**Written instruction:** Check each line of the records below for the string "relaxation", then state how many lines contain it, with no other output.

**Material for this exercise:**
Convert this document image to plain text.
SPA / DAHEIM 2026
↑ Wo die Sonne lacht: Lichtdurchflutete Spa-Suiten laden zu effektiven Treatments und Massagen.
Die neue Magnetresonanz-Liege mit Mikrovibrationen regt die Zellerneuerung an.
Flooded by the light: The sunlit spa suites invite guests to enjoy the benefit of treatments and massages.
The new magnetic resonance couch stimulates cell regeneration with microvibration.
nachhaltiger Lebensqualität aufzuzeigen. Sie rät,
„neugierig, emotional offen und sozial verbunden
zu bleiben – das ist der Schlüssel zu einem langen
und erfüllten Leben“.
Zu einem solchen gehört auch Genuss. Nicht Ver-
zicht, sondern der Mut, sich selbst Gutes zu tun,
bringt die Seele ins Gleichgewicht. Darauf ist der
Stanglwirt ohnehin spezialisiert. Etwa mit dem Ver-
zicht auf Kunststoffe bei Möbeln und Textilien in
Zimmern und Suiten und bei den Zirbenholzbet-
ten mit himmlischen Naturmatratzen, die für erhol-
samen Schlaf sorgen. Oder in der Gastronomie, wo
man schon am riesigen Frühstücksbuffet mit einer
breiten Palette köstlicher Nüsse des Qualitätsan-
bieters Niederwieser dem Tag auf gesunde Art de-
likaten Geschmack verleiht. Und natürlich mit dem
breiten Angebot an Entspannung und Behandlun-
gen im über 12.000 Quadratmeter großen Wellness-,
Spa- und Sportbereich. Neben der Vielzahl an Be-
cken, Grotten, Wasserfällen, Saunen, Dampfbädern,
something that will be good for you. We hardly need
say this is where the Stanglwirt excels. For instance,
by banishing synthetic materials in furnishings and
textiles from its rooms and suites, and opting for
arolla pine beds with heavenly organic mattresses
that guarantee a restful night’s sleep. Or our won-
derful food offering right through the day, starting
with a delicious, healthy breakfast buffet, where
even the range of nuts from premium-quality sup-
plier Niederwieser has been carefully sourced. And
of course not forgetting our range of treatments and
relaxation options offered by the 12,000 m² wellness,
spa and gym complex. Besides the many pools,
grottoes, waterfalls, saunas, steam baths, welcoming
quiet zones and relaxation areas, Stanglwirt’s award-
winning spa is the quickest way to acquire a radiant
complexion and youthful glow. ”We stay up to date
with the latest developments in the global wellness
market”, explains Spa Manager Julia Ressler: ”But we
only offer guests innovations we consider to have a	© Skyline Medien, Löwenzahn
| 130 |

**Output:** 2